--- start of Data supplied ---

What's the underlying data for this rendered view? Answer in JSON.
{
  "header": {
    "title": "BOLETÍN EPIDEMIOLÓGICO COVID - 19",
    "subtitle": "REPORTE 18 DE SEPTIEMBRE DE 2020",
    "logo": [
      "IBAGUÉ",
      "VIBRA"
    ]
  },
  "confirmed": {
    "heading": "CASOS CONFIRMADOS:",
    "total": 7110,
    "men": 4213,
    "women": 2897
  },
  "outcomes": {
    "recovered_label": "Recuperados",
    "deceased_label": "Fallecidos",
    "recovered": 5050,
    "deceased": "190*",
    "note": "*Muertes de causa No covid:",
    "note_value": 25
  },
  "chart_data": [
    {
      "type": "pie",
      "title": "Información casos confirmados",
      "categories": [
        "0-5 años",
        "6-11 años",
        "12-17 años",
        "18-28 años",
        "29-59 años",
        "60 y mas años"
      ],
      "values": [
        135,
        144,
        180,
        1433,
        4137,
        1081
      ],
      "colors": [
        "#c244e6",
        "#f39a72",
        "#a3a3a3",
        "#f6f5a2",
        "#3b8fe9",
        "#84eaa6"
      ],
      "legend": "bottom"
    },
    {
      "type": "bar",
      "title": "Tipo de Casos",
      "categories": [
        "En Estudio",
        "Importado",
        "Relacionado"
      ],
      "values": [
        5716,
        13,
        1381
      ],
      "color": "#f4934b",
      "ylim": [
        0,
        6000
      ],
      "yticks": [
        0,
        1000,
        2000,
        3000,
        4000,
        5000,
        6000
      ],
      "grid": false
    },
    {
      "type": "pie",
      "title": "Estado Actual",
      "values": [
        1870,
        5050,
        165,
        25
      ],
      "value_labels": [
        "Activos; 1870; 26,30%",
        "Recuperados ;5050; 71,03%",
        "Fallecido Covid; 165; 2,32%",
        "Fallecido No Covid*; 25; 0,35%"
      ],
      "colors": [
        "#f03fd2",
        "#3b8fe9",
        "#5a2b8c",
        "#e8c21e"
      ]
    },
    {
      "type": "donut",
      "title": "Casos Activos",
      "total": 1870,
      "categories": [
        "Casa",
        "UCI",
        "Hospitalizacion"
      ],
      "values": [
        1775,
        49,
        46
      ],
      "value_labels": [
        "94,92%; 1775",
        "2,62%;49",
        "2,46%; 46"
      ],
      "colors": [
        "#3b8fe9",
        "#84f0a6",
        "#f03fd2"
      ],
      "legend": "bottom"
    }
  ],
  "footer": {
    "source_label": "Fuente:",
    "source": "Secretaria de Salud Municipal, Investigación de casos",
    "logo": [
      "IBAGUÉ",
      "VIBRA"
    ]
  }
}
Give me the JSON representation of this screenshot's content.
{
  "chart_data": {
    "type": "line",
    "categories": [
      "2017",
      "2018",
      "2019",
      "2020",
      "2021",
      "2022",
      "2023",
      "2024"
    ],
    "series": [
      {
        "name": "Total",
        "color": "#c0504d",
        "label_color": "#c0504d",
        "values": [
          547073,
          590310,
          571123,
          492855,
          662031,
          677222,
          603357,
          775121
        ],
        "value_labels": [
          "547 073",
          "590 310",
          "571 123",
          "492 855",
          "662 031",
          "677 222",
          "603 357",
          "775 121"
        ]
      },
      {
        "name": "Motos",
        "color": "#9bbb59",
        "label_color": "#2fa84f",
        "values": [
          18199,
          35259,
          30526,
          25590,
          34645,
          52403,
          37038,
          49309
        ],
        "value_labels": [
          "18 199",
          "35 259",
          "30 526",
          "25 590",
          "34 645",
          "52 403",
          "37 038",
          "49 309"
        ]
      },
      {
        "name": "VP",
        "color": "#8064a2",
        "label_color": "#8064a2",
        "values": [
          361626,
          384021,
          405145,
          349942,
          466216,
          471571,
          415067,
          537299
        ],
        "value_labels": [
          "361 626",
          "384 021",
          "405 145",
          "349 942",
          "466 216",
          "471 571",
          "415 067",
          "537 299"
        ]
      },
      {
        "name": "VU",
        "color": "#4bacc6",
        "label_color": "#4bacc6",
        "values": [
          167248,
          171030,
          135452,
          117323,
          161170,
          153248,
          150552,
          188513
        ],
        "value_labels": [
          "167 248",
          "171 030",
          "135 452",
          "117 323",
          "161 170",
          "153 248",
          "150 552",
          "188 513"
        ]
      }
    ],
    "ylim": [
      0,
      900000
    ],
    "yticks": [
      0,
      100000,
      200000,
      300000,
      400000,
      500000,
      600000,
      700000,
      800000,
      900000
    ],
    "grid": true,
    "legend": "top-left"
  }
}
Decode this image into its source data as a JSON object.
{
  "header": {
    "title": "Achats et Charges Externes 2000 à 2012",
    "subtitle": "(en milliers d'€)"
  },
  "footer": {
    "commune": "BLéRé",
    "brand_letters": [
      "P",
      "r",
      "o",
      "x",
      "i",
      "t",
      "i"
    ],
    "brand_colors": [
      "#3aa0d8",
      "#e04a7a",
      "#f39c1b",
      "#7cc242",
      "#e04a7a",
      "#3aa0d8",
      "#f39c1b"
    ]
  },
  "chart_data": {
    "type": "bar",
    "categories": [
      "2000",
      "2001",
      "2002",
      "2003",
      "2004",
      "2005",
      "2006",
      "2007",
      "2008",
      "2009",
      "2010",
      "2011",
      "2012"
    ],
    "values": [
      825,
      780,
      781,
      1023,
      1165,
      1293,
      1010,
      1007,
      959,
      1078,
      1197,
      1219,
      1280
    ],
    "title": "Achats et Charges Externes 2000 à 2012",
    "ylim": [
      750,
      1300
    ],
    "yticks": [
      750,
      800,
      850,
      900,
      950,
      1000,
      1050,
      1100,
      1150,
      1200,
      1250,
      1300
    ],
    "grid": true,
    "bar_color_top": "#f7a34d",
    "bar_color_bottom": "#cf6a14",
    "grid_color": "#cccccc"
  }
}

--- end of Data supplied ---

#### Short exercise
Report each line in the data that holds the word "this".

#### The reply
What's the underlying data for this rendered view? Answer in JSON.
Give me the JSON representation of this screenshot's content.
Decode this image into its source data as a JSON object.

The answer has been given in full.